- Requirements
Render every entry exactly as it appears.

--- Begin ---

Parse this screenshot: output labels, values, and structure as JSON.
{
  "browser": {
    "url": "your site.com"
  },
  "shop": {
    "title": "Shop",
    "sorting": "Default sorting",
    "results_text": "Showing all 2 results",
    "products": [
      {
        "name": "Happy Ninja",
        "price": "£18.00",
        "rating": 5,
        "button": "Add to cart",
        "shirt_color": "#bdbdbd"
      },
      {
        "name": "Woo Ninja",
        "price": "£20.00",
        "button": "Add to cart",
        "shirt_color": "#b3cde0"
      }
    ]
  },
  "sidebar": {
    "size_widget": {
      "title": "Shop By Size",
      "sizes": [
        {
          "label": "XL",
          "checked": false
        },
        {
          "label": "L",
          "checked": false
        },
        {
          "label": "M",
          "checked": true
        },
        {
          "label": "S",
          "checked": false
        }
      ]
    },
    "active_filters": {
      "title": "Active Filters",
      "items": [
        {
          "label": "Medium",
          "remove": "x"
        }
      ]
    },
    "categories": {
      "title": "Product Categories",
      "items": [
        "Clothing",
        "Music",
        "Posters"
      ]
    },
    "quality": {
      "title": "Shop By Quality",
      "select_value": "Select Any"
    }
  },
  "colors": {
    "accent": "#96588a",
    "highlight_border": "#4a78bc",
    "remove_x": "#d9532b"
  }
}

--- End ---

- Finished answer
Parse this screenshot: output labels, values, and structure as JSON.
{
  "browser": {
    "url": "your site.com"
  },
  "shop": {
    "title": "Shop",
    "sorting": "Default sorting",
    "results_text": "Showing all 2 results",
    "products": [
      {
        "name": "Happy Ninja",
        "price": "£18.00",
        "rating": 5,
        "button": "Add to cart",
        "shirt_color": "#bdbdbd"
      },
      {
        "name": "Woo Ninja",
        "price": "£20.00",
        "button": "Add to cart",
        "shirt_color": "#b3cde0"
      }
    ]
  },
  "sidebar": {
    "size_widget": {
      "title": "Shop By Size",
      "sizes": [
        {
          "label": "XL",
          "checked": false
        },
        {
          "label": "L",
          "checked": false
        },
        {
          "label": "M",
          "checked": true
        },
        {
          "label": "S",
          "checked": false
        }
      ]
    },
    "active_filters": {
      "title": "Active Filters",
      "items": [
        {
          "label": "Medium",
          "remove": "x"
        }
      ]
    },
    "categories": {
      "title": "Product Categories",
      "items": [
        "Clothing",
        "Music",
        "Posters"
      ]
    },
    "quality": {
      "title": "Shop By Quality",
      "select_value": "Select Any"
    }
  },
  "colors": {
    "accent": "#96588a",
    "highlight_border": "#4a78bc",
    "remove_x": "#d9532b"
  }
}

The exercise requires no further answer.